Written task: Search the data for the word "Extract" and copy every line that contains it.

--- Start of Given entries ---

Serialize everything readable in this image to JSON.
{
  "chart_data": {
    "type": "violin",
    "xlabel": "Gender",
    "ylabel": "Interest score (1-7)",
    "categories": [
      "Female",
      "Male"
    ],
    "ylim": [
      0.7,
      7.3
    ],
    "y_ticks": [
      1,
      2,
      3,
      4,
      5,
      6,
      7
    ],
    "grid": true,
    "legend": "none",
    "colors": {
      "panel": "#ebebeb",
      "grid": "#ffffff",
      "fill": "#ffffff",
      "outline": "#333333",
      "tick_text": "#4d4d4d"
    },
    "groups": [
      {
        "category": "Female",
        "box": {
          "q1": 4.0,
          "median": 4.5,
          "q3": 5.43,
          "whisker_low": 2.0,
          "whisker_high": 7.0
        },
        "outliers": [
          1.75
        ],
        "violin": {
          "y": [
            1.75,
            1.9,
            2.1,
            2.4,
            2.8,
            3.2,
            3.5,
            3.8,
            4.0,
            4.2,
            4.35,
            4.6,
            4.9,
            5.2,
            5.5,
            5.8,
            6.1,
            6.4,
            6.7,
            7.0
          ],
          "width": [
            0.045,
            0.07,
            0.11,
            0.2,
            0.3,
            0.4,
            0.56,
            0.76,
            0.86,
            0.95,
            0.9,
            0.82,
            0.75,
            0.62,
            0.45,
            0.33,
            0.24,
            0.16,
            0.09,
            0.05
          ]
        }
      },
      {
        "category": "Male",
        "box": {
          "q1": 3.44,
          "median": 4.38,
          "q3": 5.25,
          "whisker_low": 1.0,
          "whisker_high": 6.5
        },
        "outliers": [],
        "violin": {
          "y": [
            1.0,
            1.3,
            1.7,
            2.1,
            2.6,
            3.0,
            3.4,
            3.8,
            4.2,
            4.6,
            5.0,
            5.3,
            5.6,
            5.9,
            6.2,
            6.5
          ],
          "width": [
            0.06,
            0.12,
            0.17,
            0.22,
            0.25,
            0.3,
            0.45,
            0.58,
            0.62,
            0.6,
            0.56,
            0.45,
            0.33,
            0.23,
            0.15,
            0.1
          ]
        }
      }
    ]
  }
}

--- End of Given entries ---
--- Start of Given entries ---

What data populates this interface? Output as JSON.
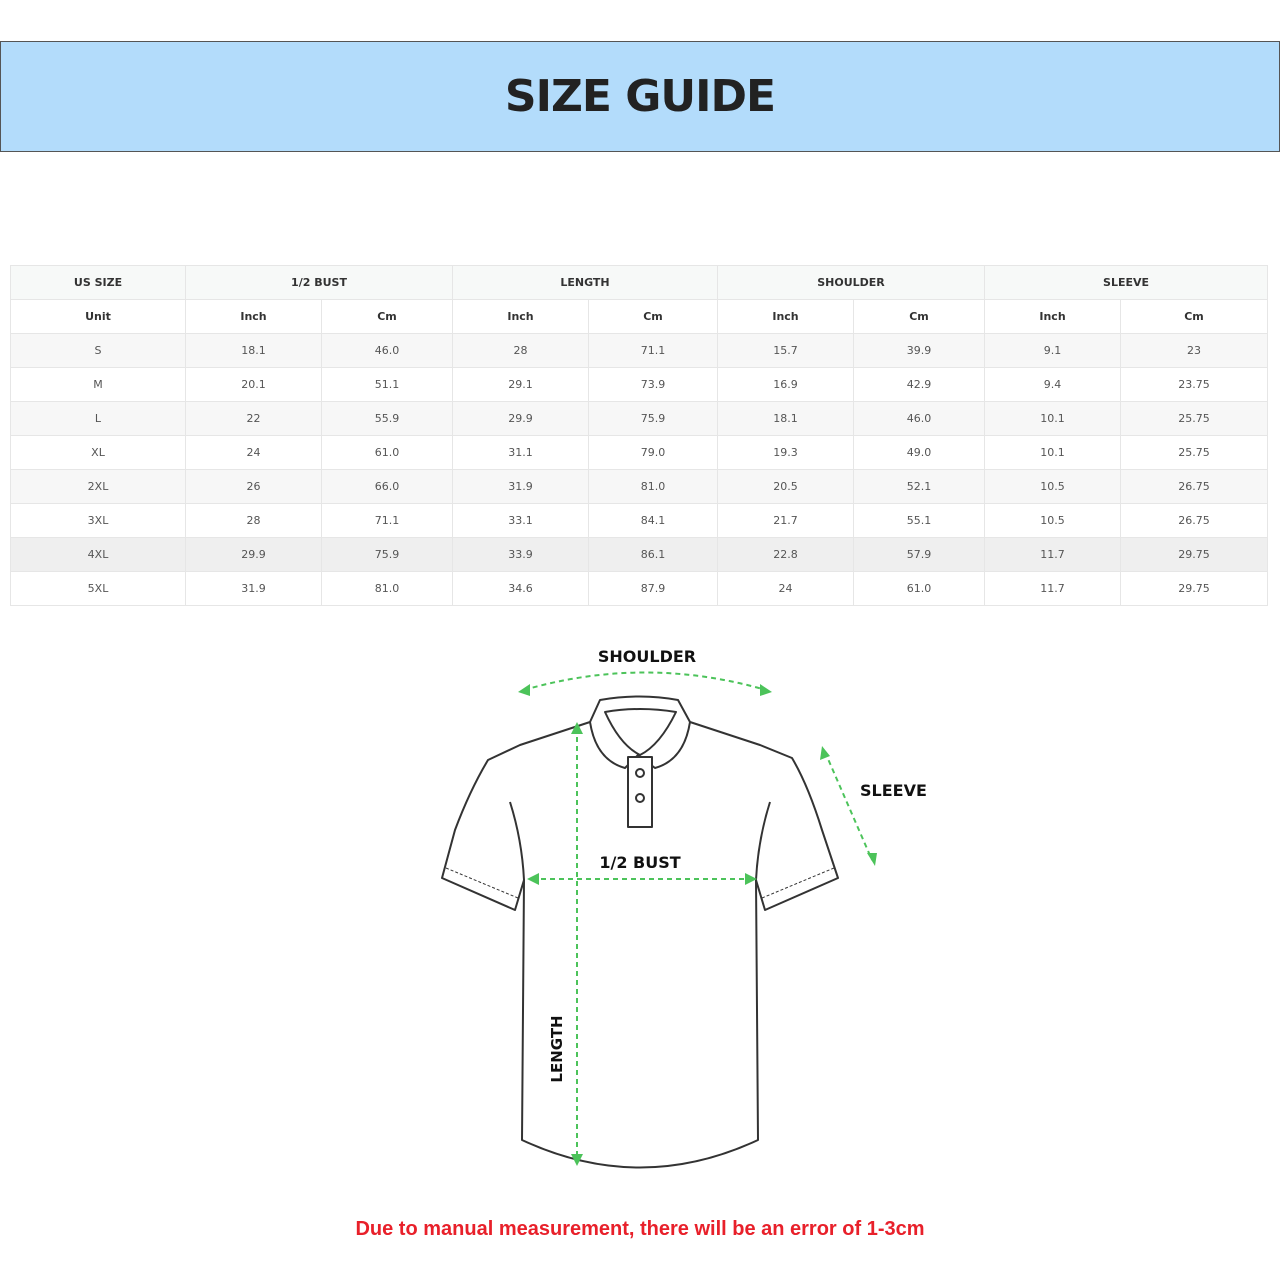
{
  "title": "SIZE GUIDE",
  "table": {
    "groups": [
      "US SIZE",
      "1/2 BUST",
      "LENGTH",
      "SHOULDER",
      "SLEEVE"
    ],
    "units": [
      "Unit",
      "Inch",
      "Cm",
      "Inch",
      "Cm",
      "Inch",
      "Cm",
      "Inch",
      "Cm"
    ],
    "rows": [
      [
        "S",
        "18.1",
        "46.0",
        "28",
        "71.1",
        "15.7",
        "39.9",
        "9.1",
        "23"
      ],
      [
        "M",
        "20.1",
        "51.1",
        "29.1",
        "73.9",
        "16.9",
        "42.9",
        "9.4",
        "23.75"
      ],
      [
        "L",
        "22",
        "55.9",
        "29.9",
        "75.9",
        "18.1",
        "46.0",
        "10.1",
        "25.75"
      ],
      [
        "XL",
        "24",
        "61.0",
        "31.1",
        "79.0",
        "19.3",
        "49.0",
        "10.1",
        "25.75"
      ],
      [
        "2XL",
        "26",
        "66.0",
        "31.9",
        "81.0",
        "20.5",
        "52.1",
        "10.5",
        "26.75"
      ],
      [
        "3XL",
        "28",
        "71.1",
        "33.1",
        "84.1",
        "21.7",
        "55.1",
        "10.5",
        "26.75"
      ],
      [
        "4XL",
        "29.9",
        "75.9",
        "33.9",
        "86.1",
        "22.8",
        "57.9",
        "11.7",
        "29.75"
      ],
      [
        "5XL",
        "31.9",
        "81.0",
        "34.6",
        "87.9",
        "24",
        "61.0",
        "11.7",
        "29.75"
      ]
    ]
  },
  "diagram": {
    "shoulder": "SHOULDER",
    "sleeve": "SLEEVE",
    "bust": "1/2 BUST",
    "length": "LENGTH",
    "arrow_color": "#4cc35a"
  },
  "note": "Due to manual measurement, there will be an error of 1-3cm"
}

--- End of Given entries ---
--- Start of Given entries ---

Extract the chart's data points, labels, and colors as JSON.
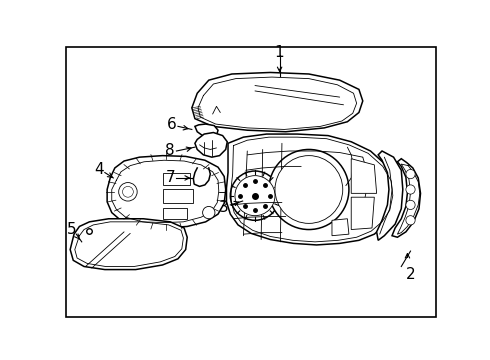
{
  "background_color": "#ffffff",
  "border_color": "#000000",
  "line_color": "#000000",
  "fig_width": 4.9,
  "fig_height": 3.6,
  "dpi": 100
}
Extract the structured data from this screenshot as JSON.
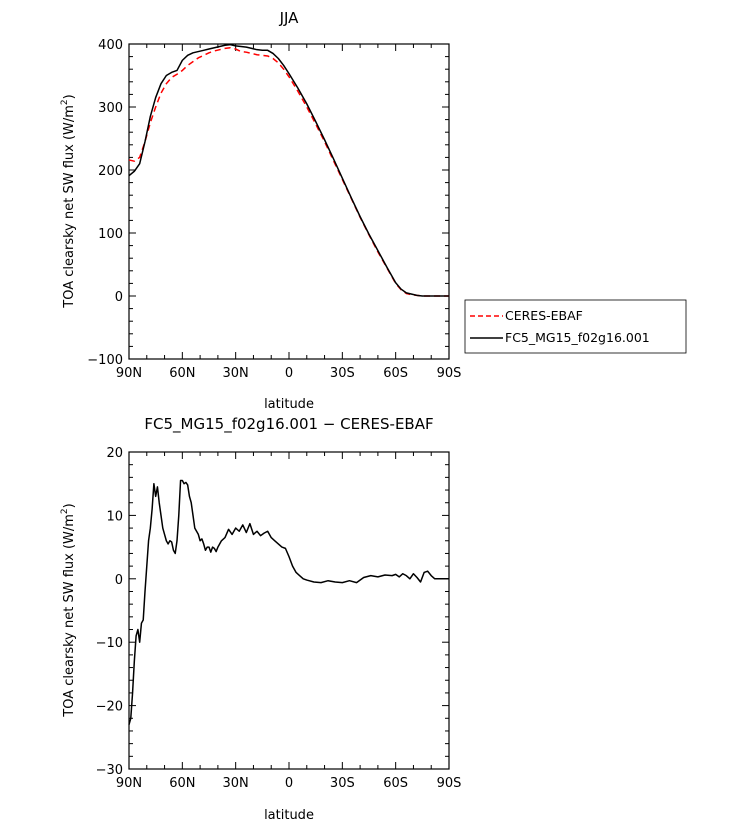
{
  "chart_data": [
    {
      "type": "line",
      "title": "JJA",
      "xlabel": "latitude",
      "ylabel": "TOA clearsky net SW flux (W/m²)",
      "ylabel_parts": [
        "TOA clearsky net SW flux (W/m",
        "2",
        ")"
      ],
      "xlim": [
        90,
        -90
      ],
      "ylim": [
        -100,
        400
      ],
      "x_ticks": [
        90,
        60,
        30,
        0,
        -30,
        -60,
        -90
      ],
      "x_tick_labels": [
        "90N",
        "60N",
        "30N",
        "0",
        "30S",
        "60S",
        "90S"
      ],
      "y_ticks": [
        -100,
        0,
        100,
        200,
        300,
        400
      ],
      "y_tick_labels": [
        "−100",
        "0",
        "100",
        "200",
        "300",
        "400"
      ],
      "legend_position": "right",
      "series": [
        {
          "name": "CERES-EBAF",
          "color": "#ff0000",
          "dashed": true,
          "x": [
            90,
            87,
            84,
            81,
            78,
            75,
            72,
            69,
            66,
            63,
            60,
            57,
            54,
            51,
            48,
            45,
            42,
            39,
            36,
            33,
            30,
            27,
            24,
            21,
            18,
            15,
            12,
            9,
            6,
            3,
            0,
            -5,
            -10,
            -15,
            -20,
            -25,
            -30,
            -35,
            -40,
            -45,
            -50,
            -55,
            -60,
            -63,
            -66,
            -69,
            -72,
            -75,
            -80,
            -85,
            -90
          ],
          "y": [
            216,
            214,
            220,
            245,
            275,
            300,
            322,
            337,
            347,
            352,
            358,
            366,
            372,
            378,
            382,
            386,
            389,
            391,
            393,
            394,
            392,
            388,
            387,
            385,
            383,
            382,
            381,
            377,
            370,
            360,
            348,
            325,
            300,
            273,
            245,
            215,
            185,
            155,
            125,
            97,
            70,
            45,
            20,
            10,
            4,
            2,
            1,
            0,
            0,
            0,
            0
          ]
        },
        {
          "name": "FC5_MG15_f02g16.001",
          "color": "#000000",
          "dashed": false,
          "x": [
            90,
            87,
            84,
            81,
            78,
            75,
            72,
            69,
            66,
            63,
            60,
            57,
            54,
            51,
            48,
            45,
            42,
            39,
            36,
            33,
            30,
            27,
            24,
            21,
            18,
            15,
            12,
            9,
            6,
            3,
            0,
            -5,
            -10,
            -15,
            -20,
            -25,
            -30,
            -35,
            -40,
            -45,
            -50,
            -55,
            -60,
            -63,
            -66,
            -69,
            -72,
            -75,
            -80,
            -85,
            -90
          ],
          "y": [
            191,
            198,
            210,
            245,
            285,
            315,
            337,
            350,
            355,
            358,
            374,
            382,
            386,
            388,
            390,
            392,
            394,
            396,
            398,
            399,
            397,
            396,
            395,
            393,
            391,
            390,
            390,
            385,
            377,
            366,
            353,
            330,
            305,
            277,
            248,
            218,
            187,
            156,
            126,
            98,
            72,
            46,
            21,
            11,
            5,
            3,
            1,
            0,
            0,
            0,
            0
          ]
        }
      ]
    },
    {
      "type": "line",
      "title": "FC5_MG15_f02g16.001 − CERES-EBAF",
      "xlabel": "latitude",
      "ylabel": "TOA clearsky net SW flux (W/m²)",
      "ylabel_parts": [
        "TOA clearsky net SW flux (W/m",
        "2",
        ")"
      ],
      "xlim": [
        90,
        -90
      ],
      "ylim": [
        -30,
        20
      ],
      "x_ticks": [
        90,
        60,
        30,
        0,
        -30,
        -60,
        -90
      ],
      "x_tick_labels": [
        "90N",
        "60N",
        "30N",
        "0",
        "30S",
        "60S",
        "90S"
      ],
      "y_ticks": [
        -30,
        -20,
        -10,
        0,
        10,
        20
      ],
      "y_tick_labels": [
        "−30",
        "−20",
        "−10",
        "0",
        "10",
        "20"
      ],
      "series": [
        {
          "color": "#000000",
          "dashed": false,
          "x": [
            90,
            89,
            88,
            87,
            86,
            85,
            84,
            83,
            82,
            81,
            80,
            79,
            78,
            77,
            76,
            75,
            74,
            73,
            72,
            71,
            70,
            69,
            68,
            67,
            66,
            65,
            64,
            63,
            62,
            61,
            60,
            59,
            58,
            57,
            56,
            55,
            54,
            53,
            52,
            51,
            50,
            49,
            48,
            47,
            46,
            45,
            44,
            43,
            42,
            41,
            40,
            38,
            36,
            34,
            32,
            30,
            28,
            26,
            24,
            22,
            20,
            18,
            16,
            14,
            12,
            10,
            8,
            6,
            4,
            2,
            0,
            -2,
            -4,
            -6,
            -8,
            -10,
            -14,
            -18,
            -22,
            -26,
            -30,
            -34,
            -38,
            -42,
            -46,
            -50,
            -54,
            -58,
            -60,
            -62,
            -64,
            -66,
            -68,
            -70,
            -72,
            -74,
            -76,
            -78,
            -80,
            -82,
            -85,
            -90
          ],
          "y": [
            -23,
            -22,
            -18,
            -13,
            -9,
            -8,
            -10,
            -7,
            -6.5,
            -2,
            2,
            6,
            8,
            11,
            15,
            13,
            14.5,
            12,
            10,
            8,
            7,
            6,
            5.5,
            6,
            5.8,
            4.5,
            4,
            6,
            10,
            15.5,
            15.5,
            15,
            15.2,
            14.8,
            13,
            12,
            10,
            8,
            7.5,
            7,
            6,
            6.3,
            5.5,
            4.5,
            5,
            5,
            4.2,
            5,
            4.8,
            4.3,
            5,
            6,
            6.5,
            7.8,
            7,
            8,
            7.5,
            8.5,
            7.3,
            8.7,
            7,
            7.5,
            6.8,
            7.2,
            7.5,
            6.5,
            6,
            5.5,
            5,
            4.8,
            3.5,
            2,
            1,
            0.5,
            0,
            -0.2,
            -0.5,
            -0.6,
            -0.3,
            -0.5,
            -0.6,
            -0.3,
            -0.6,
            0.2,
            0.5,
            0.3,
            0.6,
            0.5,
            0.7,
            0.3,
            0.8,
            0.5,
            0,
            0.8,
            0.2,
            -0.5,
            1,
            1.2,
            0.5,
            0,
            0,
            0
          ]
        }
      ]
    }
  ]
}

--- End of Given entries ---

Solution:
Extract the chart's data points, labels, and colors as JSON.
Extract the structured data from this screenshot as JSON.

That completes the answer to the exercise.